[Extracted records]

◇ ◇ ◇ ◇

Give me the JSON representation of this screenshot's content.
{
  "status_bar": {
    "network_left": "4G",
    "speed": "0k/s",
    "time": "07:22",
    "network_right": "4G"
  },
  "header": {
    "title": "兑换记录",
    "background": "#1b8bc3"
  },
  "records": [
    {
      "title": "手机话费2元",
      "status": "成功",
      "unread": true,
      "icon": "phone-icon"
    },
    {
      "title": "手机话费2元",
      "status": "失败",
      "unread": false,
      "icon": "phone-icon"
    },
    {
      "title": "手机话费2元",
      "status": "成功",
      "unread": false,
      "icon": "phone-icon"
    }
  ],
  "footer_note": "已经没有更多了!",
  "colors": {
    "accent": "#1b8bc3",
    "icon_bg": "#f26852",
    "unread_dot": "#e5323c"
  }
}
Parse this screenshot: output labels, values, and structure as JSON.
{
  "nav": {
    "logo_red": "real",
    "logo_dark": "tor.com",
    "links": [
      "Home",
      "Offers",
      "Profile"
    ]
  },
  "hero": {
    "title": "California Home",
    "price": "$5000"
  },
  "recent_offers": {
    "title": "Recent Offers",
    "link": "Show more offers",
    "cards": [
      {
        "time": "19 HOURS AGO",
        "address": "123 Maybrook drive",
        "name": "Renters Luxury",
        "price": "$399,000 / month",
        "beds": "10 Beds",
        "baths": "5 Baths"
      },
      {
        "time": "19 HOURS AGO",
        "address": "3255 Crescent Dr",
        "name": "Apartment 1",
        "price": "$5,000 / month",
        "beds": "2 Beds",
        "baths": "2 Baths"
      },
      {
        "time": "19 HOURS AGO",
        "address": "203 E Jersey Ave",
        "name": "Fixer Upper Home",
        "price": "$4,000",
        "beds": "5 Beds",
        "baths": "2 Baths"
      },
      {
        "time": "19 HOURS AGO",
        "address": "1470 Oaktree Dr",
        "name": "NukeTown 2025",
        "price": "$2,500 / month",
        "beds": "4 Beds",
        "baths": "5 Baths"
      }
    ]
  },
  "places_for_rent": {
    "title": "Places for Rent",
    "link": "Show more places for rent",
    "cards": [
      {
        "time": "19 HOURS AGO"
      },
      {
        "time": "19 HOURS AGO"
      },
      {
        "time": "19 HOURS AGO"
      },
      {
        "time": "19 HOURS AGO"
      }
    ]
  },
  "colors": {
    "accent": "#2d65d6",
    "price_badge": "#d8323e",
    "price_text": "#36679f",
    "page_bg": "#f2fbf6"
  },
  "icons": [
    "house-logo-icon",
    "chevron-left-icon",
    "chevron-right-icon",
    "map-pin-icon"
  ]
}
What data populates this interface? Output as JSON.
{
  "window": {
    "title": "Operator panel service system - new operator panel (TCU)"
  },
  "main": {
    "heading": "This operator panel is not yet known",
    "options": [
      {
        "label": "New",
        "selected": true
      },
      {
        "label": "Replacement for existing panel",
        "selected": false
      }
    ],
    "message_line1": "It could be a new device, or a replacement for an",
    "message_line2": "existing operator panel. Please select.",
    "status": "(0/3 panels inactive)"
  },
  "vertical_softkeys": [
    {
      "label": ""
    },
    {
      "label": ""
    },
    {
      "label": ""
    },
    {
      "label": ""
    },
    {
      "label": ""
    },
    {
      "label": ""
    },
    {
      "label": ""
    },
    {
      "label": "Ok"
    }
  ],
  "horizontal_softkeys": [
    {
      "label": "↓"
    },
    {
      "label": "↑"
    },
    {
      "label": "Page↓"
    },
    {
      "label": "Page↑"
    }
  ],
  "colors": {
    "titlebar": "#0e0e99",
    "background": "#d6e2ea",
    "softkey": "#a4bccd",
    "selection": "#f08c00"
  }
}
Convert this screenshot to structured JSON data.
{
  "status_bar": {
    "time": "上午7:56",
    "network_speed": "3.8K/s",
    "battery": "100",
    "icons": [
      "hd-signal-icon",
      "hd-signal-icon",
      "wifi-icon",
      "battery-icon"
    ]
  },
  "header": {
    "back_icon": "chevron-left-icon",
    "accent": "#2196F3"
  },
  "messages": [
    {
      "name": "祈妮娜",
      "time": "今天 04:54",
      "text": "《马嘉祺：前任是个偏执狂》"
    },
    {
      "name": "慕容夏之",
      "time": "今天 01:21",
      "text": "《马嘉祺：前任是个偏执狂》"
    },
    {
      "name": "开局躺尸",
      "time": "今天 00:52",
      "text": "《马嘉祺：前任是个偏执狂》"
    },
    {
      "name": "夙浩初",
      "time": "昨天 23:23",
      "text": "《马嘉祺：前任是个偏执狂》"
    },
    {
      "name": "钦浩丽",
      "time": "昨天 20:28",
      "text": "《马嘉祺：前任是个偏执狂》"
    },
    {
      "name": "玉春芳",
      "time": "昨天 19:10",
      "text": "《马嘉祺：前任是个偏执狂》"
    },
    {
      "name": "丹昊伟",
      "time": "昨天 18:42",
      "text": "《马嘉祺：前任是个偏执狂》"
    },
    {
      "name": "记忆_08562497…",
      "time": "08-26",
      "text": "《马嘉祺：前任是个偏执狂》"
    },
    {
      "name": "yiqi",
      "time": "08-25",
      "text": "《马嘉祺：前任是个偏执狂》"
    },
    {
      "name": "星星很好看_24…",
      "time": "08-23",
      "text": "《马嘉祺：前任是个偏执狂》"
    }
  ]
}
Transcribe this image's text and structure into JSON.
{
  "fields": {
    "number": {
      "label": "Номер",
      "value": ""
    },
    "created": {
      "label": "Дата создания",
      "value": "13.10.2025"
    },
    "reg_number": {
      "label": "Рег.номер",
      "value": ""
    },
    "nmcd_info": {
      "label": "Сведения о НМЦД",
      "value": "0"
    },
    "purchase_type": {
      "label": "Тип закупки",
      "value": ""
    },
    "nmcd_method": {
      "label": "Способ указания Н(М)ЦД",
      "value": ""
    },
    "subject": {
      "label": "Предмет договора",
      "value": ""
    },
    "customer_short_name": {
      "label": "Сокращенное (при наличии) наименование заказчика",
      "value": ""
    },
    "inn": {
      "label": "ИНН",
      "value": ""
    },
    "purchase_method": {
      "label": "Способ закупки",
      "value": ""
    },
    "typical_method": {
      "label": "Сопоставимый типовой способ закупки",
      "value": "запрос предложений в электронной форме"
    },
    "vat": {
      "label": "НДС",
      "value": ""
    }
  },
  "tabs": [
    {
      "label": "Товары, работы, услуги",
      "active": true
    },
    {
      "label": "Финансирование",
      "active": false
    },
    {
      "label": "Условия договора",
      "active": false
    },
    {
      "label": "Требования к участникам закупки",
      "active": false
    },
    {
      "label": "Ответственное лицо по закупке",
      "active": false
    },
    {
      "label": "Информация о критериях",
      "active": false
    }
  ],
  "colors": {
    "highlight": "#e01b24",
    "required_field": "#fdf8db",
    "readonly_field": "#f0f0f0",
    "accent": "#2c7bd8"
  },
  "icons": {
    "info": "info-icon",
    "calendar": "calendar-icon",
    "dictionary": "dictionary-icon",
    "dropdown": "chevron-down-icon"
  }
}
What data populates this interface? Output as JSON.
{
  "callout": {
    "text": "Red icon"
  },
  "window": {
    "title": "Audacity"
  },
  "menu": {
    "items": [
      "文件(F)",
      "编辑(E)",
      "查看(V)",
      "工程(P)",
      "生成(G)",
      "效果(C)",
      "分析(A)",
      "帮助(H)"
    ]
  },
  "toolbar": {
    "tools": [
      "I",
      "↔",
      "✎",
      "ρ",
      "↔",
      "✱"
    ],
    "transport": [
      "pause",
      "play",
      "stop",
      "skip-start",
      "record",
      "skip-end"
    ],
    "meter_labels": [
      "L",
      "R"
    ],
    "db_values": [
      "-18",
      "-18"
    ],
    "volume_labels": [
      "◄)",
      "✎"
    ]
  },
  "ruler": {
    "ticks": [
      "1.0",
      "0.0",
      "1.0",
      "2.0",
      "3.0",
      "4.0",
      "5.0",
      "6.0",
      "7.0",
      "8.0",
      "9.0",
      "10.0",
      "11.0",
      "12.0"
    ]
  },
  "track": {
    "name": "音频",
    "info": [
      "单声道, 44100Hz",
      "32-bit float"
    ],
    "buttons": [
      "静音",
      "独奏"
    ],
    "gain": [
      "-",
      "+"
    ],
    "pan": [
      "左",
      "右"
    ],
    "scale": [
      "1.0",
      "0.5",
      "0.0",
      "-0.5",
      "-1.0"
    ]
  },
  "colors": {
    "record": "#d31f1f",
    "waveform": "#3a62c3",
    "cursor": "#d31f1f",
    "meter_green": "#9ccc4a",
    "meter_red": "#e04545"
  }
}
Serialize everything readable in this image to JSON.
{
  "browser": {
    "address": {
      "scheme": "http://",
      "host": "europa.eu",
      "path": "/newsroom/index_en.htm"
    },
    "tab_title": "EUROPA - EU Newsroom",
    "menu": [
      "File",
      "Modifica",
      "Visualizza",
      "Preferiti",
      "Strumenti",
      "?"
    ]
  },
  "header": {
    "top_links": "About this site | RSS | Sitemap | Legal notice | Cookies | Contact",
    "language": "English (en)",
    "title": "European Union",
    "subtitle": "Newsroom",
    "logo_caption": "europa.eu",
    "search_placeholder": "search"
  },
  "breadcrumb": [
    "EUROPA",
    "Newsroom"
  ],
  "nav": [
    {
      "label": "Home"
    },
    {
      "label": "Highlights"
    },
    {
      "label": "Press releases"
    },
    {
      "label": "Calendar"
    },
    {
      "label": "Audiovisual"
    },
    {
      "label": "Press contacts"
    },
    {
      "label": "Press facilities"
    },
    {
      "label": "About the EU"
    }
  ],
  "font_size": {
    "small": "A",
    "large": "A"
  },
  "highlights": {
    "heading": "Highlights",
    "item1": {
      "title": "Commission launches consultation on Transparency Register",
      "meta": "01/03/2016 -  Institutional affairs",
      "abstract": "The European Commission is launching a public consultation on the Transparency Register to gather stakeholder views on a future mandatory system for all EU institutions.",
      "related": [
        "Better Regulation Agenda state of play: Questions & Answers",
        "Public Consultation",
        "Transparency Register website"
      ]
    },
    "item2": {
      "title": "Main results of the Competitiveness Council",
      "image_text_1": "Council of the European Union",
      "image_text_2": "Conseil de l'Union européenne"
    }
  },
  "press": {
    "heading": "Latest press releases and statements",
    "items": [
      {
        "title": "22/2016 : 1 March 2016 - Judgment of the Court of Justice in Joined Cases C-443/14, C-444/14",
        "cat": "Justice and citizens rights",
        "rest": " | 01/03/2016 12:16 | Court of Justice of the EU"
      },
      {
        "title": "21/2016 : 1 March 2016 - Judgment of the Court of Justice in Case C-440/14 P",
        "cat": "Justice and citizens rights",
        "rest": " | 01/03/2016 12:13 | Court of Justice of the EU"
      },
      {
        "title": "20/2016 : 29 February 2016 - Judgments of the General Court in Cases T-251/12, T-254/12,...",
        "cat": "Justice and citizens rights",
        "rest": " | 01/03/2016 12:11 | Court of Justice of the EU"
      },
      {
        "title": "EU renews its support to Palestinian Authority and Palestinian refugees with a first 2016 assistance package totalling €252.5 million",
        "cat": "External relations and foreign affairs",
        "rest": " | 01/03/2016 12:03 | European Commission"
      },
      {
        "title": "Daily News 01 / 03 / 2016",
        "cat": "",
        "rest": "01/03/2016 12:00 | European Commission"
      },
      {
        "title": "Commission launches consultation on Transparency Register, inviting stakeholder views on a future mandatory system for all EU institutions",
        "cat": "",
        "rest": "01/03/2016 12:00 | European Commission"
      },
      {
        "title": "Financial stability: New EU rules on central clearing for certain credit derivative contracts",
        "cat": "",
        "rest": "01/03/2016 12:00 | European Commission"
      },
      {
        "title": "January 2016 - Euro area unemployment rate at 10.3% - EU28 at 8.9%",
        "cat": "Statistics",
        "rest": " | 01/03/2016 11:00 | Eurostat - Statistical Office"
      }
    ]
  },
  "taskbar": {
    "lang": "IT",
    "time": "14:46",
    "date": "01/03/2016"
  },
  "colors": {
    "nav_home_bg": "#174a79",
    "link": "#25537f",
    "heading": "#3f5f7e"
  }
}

◇ ◇ ◇ ◇

» Directions for this task
Go through the records and copy each line with "Council" in it.

» Written answer
      "title": "Main results of the Competitiveness Council",
      "image_text_1": "Council of the European Union",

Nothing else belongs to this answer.